** Start **

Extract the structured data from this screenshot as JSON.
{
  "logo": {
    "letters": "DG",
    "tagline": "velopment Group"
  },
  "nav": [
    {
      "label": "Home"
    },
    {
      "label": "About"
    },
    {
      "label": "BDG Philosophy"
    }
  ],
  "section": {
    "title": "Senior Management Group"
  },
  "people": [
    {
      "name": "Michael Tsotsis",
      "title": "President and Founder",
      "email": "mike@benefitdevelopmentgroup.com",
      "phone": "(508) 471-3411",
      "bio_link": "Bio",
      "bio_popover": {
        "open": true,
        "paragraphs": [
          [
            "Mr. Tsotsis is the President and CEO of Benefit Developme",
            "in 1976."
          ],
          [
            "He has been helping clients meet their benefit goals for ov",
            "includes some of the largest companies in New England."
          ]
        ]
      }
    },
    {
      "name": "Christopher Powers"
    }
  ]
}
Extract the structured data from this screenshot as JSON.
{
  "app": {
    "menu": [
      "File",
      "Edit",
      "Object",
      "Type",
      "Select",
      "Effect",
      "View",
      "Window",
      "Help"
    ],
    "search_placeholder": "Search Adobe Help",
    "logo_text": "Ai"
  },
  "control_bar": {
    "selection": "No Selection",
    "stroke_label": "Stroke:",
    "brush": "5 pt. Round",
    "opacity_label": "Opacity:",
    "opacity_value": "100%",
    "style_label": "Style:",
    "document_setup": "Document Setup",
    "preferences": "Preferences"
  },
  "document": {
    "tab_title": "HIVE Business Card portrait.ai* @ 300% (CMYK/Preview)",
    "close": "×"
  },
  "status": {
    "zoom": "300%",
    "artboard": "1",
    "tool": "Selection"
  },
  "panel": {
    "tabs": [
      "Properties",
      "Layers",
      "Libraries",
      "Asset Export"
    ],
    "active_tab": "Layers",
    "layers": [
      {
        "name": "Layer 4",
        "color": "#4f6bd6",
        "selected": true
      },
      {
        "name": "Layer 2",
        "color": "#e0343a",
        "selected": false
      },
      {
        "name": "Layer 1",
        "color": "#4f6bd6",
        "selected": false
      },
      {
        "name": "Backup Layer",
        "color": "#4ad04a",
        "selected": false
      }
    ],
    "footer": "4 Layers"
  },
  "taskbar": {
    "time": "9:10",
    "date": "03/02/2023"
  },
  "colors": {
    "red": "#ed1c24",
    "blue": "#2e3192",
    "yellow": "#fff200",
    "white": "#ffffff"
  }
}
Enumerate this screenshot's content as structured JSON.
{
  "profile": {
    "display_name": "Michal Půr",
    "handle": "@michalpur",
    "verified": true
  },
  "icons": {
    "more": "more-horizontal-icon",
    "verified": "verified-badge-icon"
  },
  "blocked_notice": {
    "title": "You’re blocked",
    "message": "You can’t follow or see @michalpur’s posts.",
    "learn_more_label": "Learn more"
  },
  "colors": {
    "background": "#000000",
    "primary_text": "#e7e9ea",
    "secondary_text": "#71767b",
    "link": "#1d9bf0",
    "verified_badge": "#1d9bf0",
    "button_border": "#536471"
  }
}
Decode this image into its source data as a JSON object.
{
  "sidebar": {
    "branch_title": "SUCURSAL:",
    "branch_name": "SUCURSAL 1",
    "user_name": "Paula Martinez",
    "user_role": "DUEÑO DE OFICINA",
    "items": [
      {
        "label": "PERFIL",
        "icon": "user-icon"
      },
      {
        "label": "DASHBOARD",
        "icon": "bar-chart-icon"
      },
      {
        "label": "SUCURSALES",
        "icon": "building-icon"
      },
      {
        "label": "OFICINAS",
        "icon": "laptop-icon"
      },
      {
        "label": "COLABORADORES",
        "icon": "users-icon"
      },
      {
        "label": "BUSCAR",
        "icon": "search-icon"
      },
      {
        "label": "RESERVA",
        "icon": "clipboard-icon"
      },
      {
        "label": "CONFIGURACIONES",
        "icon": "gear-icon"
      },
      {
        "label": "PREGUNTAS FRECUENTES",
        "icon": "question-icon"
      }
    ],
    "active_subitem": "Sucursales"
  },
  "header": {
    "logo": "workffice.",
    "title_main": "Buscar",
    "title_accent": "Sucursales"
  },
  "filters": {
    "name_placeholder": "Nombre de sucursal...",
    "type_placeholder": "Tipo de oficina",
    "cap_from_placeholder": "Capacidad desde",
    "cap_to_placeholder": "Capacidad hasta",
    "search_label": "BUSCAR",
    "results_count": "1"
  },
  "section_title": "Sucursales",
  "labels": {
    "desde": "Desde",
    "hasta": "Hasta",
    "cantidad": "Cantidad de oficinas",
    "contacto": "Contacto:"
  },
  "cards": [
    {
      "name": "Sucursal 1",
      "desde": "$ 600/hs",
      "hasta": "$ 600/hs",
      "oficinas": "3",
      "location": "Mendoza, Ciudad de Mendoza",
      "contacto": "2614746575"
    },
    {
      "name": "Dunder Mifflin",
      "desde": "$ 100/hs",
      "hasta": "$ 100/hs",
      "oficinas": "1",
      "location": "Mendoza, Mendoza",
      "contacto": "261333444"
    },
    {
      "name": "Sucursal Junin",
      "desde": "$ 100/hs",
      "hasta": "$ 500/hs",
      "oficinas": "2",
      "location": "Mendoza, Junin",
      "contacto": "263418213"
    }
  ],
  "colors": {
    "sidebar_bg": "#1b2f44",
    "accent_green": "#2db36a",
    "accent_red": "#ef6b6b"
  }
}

** End **

# Goal of the exercise
State the number of lines in the records that include "Junin", and write nothing else.

# Answer to this exercise
2